**REQUEST:** Say how many lines in the data below contain the word "RETURNS", and give no other text.

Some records
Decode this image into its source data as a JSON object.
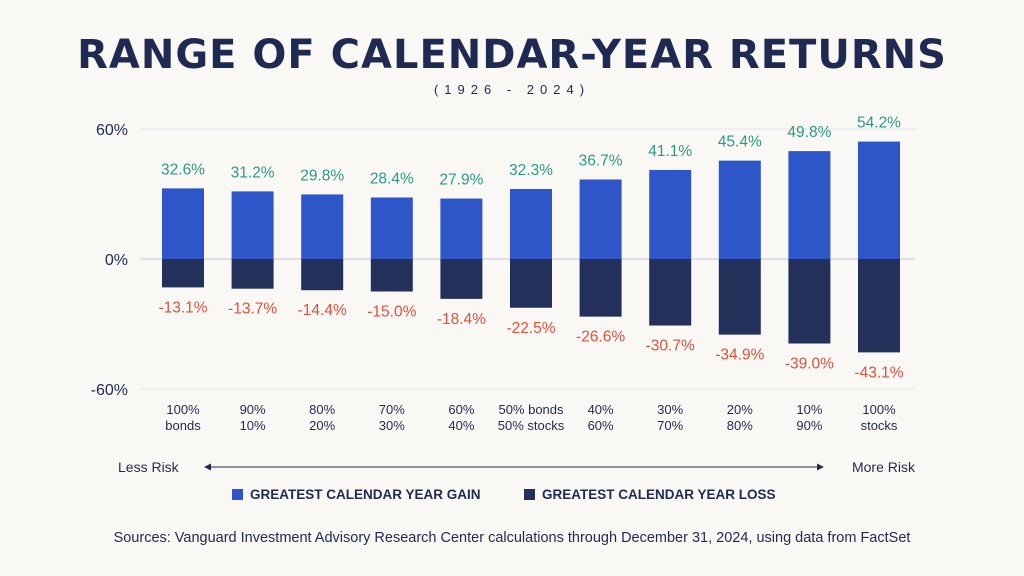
{
  "title": "RANGE OF CALENDAR-YEAR RETURNS",
  "subtitle": "(1926 - 2024)",
  "source_note": "Sources: Vanguard Investment Advisory Research Center calculations through December 31, 2024, using data from FactSet",
  "risk_scale": {
    "left_label": "Less Risk",
    "right_label": "More Risk"
  },
  "colors": {
    "gain": "#2f56c9",
    "loss": "#23305a",
    "gain_label": "#2a9a86",
    "loss_label": "#e0503c",
    "text": "#1f2a52",
    "grid": "#e2e2ea"
  },
  "chart_data": {
    "type": "bar",
    "title": "RANGE OF CALENDAR-YEAR RETURNS",
    "subtitle": "(1926 - 2024)",
    "xlabel": "",
    "ylabel": "",
    "ylim": [
      -60,
      60
    ],
    "yticks": [
      {
        "value": 60,
        "label": "60%"
      },
      {
        "value": 0,
        "label": "0%"
      },
      {
        "value": -60,
        "label": "-60%"
      }
    ],
    "grid": true,
    "legend_position": "bottom",
    "categories": [
      [
        "100%",
        "bonds"
      ],
      [
        "90%",
        "10%"
      ],
      [
        "80%",
        "20%"
      ],
      [
        "70%",
        "30%"
      ],
      [
        "60%",
        "40%"
      ],
      [
        "50% bonds",
        "50% stocks"
      ],
      [
        "40%",
        "60%"
      ],
      [
        "30%",
        "70%"
      ],
      [
        "20%",
        "80%"
      ],
      [
        "10%",
        "90%"
      ],
      [
        "100%",
        "stocks"
      ]
    ],
    "series": [
      {
        "name": "GREATEST CALENDAR YEAR GAIN",
        "values": [
          32.6,
          31.2,
          29.8,
          28.4,
          27.9,
          32.3,
          36.7,
          41.1,
          45.4,
          49.8,
          54.2
        ],
        "labels": [
          "32.6%",
          "31.2%",
          "29.8%",
          "28.4%",
          "27.9%",
          "32.3%",
          "36.7%",
          "41.1%",
          "45.4%",
          "49.8%",
          "54.2%"
        ]
      },
      {
        "name": "GREATEST CALENDAR YEAR LOSS",
        "values": [
          -13.1,
          -13.7,
          -14.4,
          -15.0,
          -18.4,
          -22.5,
          -26.6,
          -30.7,
          -34.9,
          -39.0,
          -43.1
        ],
        "labels": [
          "-13.1%",
          "-13.7%",
          "-14.4%",
          "-15.0%",
          "-18.4%",
          "-22.5%",
          "-26.6%",
          "-30.7%",
          "-34.9%",
          "-39.0%",
          "-43.1%"
        ]
      }
    ]
  }
}
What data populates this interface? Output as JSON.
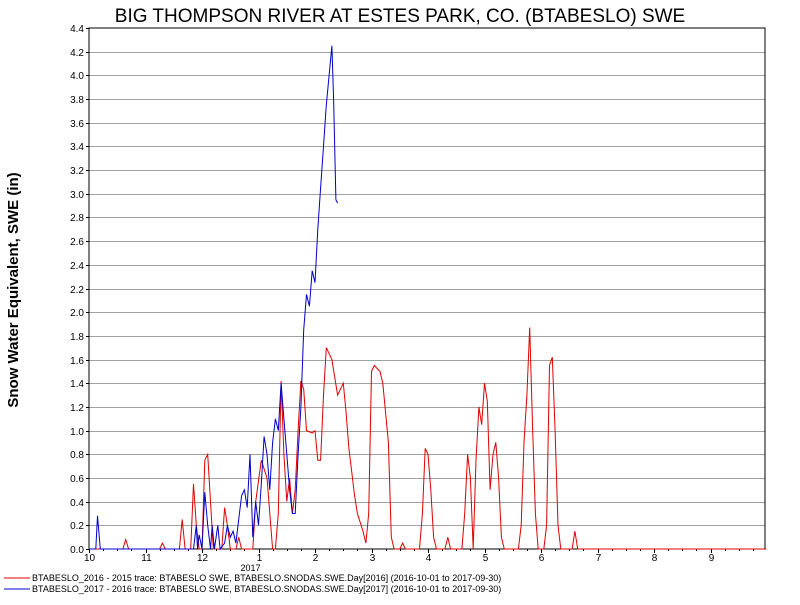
{
  "chart_data": {
    "type": "line",
    "title": "BIG THOMPSON RIVER AT ESTES PARK, CO. (BTABESLO) SWE",
    "xlabel": "",
    "ylabel": "Snow Water Equivalent, SWE (in)",
    "ylim": [
      0,
      4.4
    ],
    "y_ticks": [
      "0.0",
      "0.2",
      "0.4",
      "0.6",
      "0.8",
      "1.0",
      "1.2",
      "1.4",
      "1.6",
      "1.8",
      "2.0",
      "2.2",
      "2.4",
      "2.6",
      "2.8",
      "3.0",
      "3.2",
      "3.4",
      "3.6",
      "3.8",
      "4.0",
      "4.2",
      "4.4"
    ],
    "x_ticks": [
      {
        "label": "10",
        "month": 0
      },
      {
        "label": "11",
        "month": 1
      },
      {
        "label": "12",
        "month": 2
      },
      {
        "label": "1",
        "month": 3
      },
      {
        "label": "2",
        "month": 4
      },
      {
        "label": "3",
        "month": 5
      },
      {
        "label": "4",
        "month": 6
      },
      {
        "label": "5",
        "month": 7
      },
      {
        "label": "6",
        "month": 8
      },
      {
        "label": "7",
        "month": 9
      },
      {
        "label": "8",
        "month": 10
      },
      {
        "label": "9",
        "month": 11
      }
    ],
    "year_label": {
      "text": "2017",
      "month": 3
    },
    "grid": true,
    "legend_position": "bottom",
    "series": [
      {
        "name": "BTABESLO_2016 - 2015 trace: BTABESLO SWE, BTABESLO.SNODAS.SWE.Day[2016] (2016-10-01 to 2017-09-30)",
        "color": "#e00000",
        "points": [
          [
            0.0,
            0
          ],
          [
            0.6,
            0
          ],
          [
            0.65,
            0.08
          ],
          [
            0.7,
            0
          ],
          [
            1.25,
            0
          ],
          [
            1.3,
            0.05
          ],
          [
            1.35,
            0
          ],
          [
            1.6,
            0
          ],
          [
            1.65,
            0.25
          ],
          [
            1.7,
            0
          ],
          [
            1.8,
            0
          ],
          [
            1.85,
            0.55
          ],
          [
            1.9,
            0.2
          ],
          [
            1.95,
            0
          ],
          [
            2.0,
            0
          ],
          [
            2.05,
            0.75
          ],
          [
            2.1,
            0.8
          ],
          [
            2.15,
            0.4
          ],
          [
            2.2,
            0
          ],
          [
            2.35,
            0
          ],
          [
            2.4,
            0.35
          ],
          [
            2.45,
            0.2
          ],
          [
            2.5,
            0
          ],
          [
            2.6,
            0
          ],
          [
            2.65,
            0.1
          ],
          [
            2.7,
            0
          ],
          [
            2.9,
            0
          ],
          [
            2.95,
            0.4
          ],
          [
            3.05,
            0.75
          ],
          [
            3.15,
            0.6
          ],
          [
            3.2,
            0.3
          ],
          [
            3.25,
            0
          ],
          [
            3.3,
            0
          ],
          [
            3.35,
            0.3
          ],
          [
            3.4,
            1.42
          ],
          [
            3.45,
            0.8
          ],
          [
            3.5,
            0.4
          ],
          [
            3.55,
            0.6
          ],
          [
            3.6,
            0.3
          ],
          [
            3.65,
            0.5
          ],
          [
            3.7,
            1.0
          ],
          [
            3.75,
            1.42
          ],
          [
            3.8,
            1.35
          ],
          [
            3.85,
            1.0
          ],
          [
            3.95,
            0.98
          ],
          [
            4.0,
            1.0
          ],
          [
            4.05,
            0.75
          ],
          [
            4.1,
            0.75
          ],
          [
            4.15,
            1.3
          ],
          [
            4.2,
            1.7
          ],
          [
            4.3,
            1.6
          ],
          [
            4.4,
            1.3
          ],
          [
            4.5,
            1.4
          ],
          [
            4.55,
            1.15
          ],
          [
            4.6,
            0.85
          ],
          [
            4.7,
            0.45
          ],
          [
            4.75,
            0.3
          ],
          [
            4.85,
            0.15
          ],
          [
            4.9,
            0.05
          ],
          [
            4.95,
            0.3
          ],
          [
            5.0,
            1.5
          ],
          [
            5.05,
            1.55
          ],
          [
            5.15,
            1.5
          ],
          [
            5.2,
            1.4
          ],
          [
            5.3,
            0.9
          ],
          [
            5.35,
            0.1
          ],
          [
            5.4,
            0
          ],
          [
            5.5,
            0
          ],
          [
            5.55,
            0.05
          ],
          [
            5.6,
            0
          ],
          [
            5.85,
            0
          ],
          [
            5.9,
            0.3
          ],
          [
            5.95,
            0.85
          ],
          [
            6.0,
            0.8
          ],
          [
            6.05,
            0.5
          ],
          [
            6.1,
            0.1
          ],
          [
            6.15,
            0
          ],
          [
            6.3,
            0
          ],
          [
            6.35,
            0.1
          ],
          [
            6.4,
            0
          ],
          [
            6.6,
            0
          ],
          [
            6.65,
            0.3
          ],
          [
            6.7,
            0.8
          ],
          [
            6.75,
            0.6
          ],
          [
            6.8,
            0
          ],
          [
            6.85,
            0.75
          ],
          [
            6.9,
            1.2
          ],
          [
            6.95,
            1.05
          ],
          [
            7.0,
            1.4
          ],
          [
            7.05,
            1.25
          ],
          [
            7.1,
            0.5
          ],
          [
            7.15,
            0.8
          ],
          [
            7.2,
            0.9
          ],
          [
            7.25,
            0.6
          ],
          [
            7.3,
            0.1
          ],
          [
            7.35,
            0
          ],
          [
            7.6,
            0
          ],
          [
            7.65,
            0.2
          ],
          [
            7.7,
            0.9
          ],
          [
            7.75,
            1.3
          ],
          [
            7.8,
            1.87
          ],
          [
            7.85,
            1.05
          ],
          [
            7.9,
            0.3
          ],
          [
            7.95,
            0
          ],
          [
            8.05,
            0
          ],
          [
            8.1,
            0.2
          ],
          [
            8.15,
            1.55
          ],
          [
            8.2,
            1.62
          ],
          [
            8.25,
            1.0
          ],
          [
            8.3,
            0.2
          ],
          [
            8.35,
            0
          ],
          [
            8.55,
            0
          ],
          [
            8.6,
            0.15
          ],
          [
            8.65,
            0
          ],
          [
            11.99,
            0
          ]
        ]
      },
      {
        "name": "BTABESLO_2017 - 2016 trace: BTABESLO SWE, BTABESLO.SNODAS.SWE.Day[2017] (2016-10-01 to 2017-09-30)",
        "color": "#0000cc",
        "points": [
          [
            0.0,
            0
          ],
          [
            0.12,
            0
          ],
          [
            0.15,
            0.28
          ],
          [
            0.2,
            0
          ],
          [
            1.85,
            0
          ],
          [
            1.9,
            0.2
          ],
          [
            1.92,
            0
          ],
          [
            1.95,
            0.12
          ],
          [
            2.0,
            0
          ],
          [
            2.05,
            0.48
          ],
          [
            2.1,
            0.2
          ],
          [
            2.15,
            0
          ],
          [
            2.18,
            0.2
          ],
          [
            2.22,
            0
          ],
          [
            2.28,
            0.2
          ],
          [
            2.32,
            0
          ],
          [
            2.4,
            0.05
          ],
          [
            2.45,
            0.2
          ],
          [
            2.5,
            0.1
          ],
          [
            2.55,
            0.15
          ],
          [
            2.6,
            0.05
          ],
          [
            2.65,
            0.25
          ],
          [
            2.7,
            0.45
          ],
          [
            2.75,
            0.5
          ],
          [
            2.8,
            0.35
          ],
          [
            2.85,
            0.8
          ],
          [
            2.9,
            0.1
          ],
          [
            2.95,
            0.4
          ],
          [
            3.0,
            0.2
          ],
          [
            3.05,
            0.55
          ],
          [
            3.1,
            0.95
          ],
          [
            3.15,
            0.8
          ],
          [
            3.2,
            0.5
          ],
          [
            3.25,
            0.9
          ],
          [
            3.3,
            1.1
          ],
          [
            3.35,
            1.0
          ],
          [
            3.4,
            1.4
          ],
          [
            3.45,
            1.1
          ],
          [
            3.5,
            0.8
          ],
          [
            3.55,
            0.5
          ],
          [
            3.6,
            0.3
          ],
          [
            3.65,
            0.3
          ],
          [
            3.7,
            0.8
          ],
          [
            3.75,
            1.2
          ],
          [
            3.8,
            1.85
          ],
          [
            3.85,
            2.15
          ],
          [
            3.9,
            2.05
          ],
          [
            3.95,
            2.35
          ],
          [
            4.0,
            2.25
          ],
          [
            4.05,
            2.7
          ],
          [
            4.1,
            3.05
          ],
          [
            4.15,
            3.4
          ],
          [
            4.2,
            3.75
          ],
          [
            4.25,
            4.0
          ],
          [
            4.3,
            4.25
          ],
          [
            4.33,
            3.8
          ],
          [
            4.37,
            2.95
          ],
          [
            4.4,
            2.92
          ]
        ]
      }
    ]
  }
}
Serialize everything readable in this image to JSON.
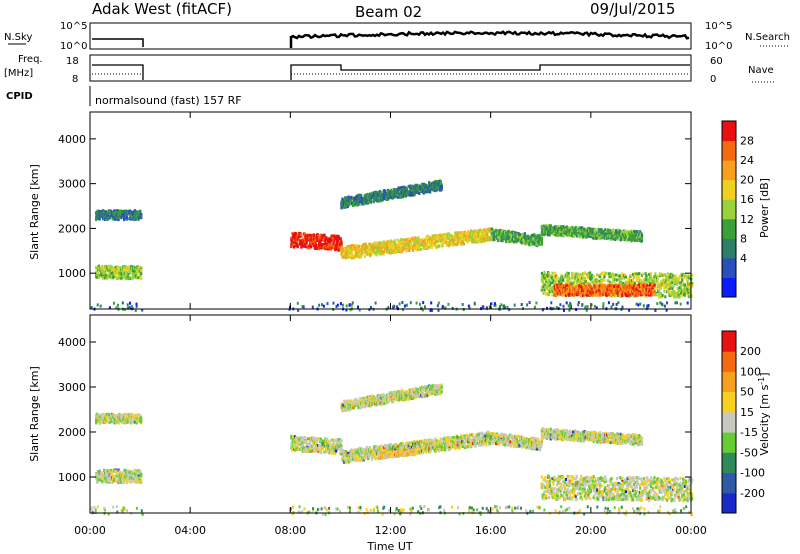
{
  "header": {
    "station": "Adak West (fitACF)",
    "beam": "Beam 02",
    "date": "09/Jul/2015"
  },
  "top_panels": {
    "nsky_label": "N.Sky",
    "nsearch_label": "N.Search",
    "nsky_ticks": [
      "10^5",
      "10^0"
    ],
    "freq_label_1": "Freq.",
    "freq_label_2": "[MHz]",
    "freq_ticks": [
      "18",
      "8"
    ],
    "nave_label": "Nave",
    "nave_ticks": [
      "60",
      "0"
    ],
    "cpid_label": "CPID",
    "cpid_text": "normalsound (fast) 157 RF"
  },
  "chart_data": [
    {
      "type": "heatmap",
      "name": "power",
      "ylabel": "Slant Range [km]",
      "xlabel": "Time UT",
      "ylim": [
        200,
        4600
      ],
      "xlim": [
        0,
        24
      ],
      "yticks": [
        "4000",
        "3000",
        "2000",
        "1000"
      ],
      "xticks": [
        "00:00",
        "04:00",
        "08:00",
        "12:00",
        "16:00",
        "20:00",
        "00:00"
      ],
      "colorbar": {
        "label": "Power [dB]",
        "ticks": [
          "28",
          "24",
          "20",
          "16",
          "12",
          "8",
          "4"
        ],
        "colors": [
          "#0a1cff",
          "#2a4fb8",
          "#2e7f6a",
          "#3aa03a",
          "#9ad23a",
          "#f0d020",
          "#f7a020",
          "#f56a10",
          "#e81010"
        ]
      },
      "bands": [
        {
          "t0": 0.2,
          "t1": 2.0,
          "r0": 2330,
          "r1": 2330,
          "w": 100,
          "level": 2
        },
        {
          "t0": 0.2,
          "t1": 2.0,
          "r0": 1050,
          "r1": 1050,
          "w": 140,
          "level": 4
        },
        {
          "t0": 8.0,
          "t1": 10.0,
          "r0": 1780,
          "r1": 1700,
          "w": 160,
          "level": 8
        },
        {
          "t0": 10.0,
          "t1": 16.0,
          "r0": 1480,
          "r1": 1900,
          "w": 140,
          "level": 5
        },
        {
          "t0": 16.0,
          "t1": 18.0,
          "r0": 1900,
          "r1": 1750,
          "w": 120,
          "level": 3
        },
        {
          "t0": 10.0,
          "t1": 14.0,
          "r0": 2600,
          "r1": 3000,
          "w": 110,
          "level": 2
        },
        {
          "t0": 18.0,
          "t1": 22.0,
          "r0": 2000,
          "r1": 1850,
          "w": 110,
          "level": 3
        },
        {
          "t0": 18.0,
          "t1": 24.0,
          "r0": 800,
          "r1": 750,
          "w": 260,
          "level": 4
        },
        {
          "t0": 18.5,
          "t1": 22.5,
          "r0": 650,
          "r1": 650,
          "w": 120,
          "level": 7
        }
      ]
    },
    {
      "type": "heatmap",
      "name": "velocity",
      "ylabel": "Slant Range [km]",
      "xlabel": "Time UT",
      "ylim": [
        200,
        4600
      ],
      "xlim": [
        0,
        24
      ],
      "yticks": [
        "4000",
        "3000",
        "2000",
        "1000"
      ],
      "xticks": [
        "00:00",
        "04:00",
        "08:00",
        "12:00",
        "16:00",
        "20:00",
        "00:00"
      ],
      "colorbar": {
        "label": "Velocity [m s^-1]",
        "ticks": [
          "200",
          "100",
          "50",
          "15",
          "-15",
          "-50",
          "-100",
          "-200"
        ],
        "colors": [
          "#1a2ac8",
          "#2e5aa8",
          "#2e8a5a",
          "#66cc33",
          "#c8c8c0",
          "#f7d020",
          "#f7a020",
          "#f56a10",
          "#e81010"
        ]
      },
      "bands": [
        {
          "t0": 0.2,
          "t1": 2.0,
          "r0": 2330,
          "r1": 2330,
          "w": 100,
          "level": 4
        },
        {
          "t0": 0.2,
          "t1": 2.0,
          "r0": 1050,
          "r1": 1050,
          "w": 140,
          "level": 4
        },
        {
          "t0": 8.0,
          "t1": 10.0,
          "r0": 1780,
          "r1": 1700,
          "w": 160,
          "level": 4
        },
        {
          "t0": 10.0,
          "t1": 16.0,
          "r0": 1480,
          "r1": 1900,
          "w": 140,
          "level": 4
        },
        {
          "t0": 16.0,
          "t1": 18.0,
          "r0": 1900,
          "r1": 1750,
          "w": 120,
          "level": 4
        },
        {
          "t0": 10.0,
          "t1": 14.0,
          "r0": 2600,
          "r1": 3000,
          "w": 110,
          "level": 4
        },
        {
          "t0": 18.0,
          "t1": 22.0,
          "r0": 2000,
          "r1": 1850,
          "w": 110,
          "level": 4
        },
        {
          "t0": 18.0,
          "t1": 24.0,
          "r0": 800,
          "r1": 750,
          "w": 260,
          "level": 4
        },
        {
          "t0": 11.5,
          "t1": 13.0,
          "r0": 1500,
          "r1": 1600,
          "w": 60,
          "level": 5
        }
      ]
    }
  ]
}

**TASK SOLUTION:** 2